** START PROVIDED ENTRIES **
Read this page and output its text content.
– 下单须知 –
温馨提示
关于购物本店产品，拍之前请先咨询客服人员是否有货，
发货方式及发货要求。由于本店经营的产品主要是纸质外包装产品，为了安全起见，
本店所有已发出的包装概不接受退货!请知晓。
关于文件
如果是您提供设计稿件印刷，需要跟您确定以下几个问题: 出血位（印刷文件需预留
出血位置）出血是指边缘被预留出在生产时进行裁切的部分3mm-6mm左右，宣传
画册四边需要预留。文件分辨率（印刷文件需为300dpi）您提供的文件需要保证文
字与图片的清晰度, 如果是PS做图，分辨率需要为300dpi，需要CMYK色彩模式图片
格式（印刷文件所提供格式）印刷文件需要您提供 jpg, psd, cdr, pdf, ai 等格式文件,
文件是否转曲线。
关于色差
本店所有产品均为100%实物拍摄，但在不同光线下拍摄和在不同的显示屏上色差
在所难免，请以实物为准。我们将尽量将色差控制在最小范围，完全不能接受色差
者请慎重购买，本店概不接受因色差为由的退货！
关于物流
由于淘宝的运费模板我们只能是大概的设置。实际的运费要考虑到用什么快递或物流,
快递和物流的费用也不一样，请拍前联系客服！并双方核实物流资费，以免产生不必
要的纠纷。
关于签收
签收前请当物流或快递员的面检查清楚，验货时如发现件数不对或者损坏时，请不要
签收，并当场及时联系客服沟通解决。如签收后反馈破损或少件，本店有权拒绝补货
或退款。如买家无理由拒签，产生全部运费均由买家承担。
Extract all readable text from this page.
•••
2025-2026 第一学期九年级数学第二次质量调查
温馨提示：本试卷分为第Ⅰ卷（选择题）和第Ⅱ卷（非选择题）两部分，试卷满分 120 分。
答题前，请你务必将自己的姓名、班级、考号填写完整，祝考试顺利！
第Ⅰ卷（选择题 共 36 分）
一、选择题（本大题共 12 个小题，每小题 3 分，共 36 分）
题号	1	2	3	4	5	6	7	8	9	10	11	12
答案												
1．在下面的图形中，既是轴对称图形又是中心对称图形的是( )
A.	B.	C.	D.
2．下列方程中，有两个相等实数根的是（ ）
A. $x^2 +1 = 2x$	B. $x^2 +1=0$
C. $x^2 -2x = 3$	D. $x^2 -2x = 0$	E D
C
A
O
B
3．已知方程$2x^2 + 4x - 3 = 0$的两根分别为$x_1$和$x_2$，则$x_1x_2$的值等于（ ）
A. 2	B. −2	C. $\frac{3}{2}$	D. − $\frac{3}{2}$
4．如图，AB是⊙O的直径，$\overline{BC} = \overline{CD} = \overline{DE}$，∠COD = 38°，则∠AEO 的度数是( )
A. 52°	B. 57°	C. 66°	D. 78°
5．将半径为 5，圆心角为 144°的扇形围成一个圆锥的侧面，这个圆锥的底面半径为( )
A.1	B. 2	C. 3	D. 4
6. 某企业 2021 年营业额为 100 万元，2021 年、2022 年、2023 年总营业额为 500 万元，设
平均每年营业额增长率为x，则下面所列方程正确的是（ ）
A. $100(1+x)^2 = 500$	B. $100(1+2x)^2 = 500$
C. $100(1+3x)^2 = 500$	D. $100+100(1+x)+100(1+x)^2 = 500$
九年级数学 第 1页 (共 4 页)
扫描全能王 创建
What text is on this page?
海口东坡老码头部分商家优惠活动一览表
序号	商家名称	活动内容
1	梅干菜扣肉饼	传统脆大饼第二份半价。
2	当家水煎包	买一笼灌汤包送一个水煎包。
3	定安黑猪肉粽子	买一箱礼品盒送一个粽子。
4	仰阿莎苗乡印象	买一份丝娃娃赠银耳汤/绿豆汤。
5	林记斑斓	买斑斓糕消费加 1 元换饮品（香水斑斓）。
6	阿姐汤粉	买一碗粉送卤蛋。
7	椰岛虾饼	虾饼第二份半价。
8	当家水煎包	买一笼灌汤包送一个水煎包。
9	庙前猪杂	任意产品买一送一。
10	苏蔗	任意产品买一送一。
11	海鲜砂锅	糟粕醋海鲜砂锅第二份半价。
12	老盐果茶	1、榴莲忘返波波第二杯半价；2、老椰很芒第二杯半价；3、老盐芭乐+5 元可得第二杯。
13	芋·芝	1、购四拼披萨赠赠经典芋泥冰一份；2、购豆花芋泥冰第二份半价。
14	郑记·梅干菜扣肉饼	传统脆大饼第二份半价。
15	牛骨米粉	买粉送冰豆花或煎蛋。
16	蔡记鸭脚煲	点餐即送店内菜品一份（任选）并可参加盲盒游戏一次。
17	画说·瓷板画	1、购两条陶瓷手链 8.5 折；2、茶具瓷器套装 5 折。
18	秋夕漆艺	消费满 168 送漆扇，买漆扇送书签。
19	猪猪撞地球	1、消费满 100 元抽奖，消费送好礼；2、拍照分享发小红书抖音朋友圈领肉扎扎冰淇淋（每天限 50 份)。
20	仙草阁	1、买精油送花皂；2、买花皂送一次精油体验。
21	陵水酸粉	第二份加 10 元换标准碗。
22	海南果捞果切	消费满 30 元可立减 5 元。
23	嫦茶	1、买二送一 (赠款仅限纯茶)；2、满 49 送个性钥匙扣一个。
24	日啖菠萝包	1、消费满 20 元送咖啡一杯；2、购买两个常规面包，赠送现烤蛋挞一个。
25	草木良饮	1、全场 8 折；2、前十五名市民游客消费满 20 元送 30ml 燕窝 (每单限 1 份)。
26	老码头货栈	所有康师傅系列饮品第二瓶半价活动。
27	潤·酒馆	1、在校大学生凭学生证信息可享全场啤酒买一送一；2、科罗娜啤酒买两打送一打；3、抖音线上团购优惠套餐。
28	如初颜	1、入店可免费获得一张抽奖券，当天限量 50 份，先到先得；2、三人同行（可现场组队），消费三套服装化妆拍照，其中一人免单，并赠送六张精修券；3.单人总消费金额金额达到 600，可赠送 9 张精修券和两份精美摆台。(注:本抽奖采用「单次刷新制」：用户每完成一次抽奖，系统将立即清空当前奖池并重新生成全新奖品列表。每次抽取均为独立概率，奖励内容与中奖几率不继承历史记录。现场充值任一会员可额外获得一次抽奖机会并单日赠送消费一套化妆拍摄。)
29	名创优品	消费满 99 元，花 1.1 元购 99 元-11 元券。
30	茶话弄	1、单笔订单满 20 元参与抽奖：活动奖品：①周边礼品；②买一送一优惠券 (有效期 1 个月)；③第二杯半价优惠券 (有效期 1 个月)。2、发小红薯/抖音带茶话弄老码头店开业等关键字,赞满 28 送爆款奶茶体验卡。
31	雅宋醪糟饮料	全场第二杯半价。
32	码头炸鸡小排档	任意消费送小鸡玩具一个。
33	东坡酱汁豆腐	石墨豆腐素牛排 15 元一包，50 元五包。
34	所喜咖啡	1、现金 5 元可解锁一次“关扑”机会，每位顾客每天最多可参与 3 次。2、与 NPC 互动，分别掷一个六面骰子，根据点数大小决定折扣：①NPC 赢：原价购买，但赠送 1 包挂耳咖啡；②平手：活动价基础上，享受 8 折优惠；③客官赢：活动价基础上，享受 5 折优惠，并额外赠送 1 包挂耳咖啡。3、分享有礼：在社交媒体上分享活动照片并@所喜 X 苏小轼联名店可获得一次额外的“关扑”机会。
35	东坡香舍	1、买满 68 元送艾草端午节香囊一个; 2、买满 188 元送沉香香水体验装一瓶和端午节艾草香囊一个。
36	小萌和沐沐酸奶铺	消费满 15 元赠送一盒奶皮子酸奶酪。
** END PROVIDED ENTRIES **
Search the data for "text". Copy every matching line.

COMPLETE OUTPUT:
Read this page and output its text content.
Extract all readable text from this page.
What text is on this page?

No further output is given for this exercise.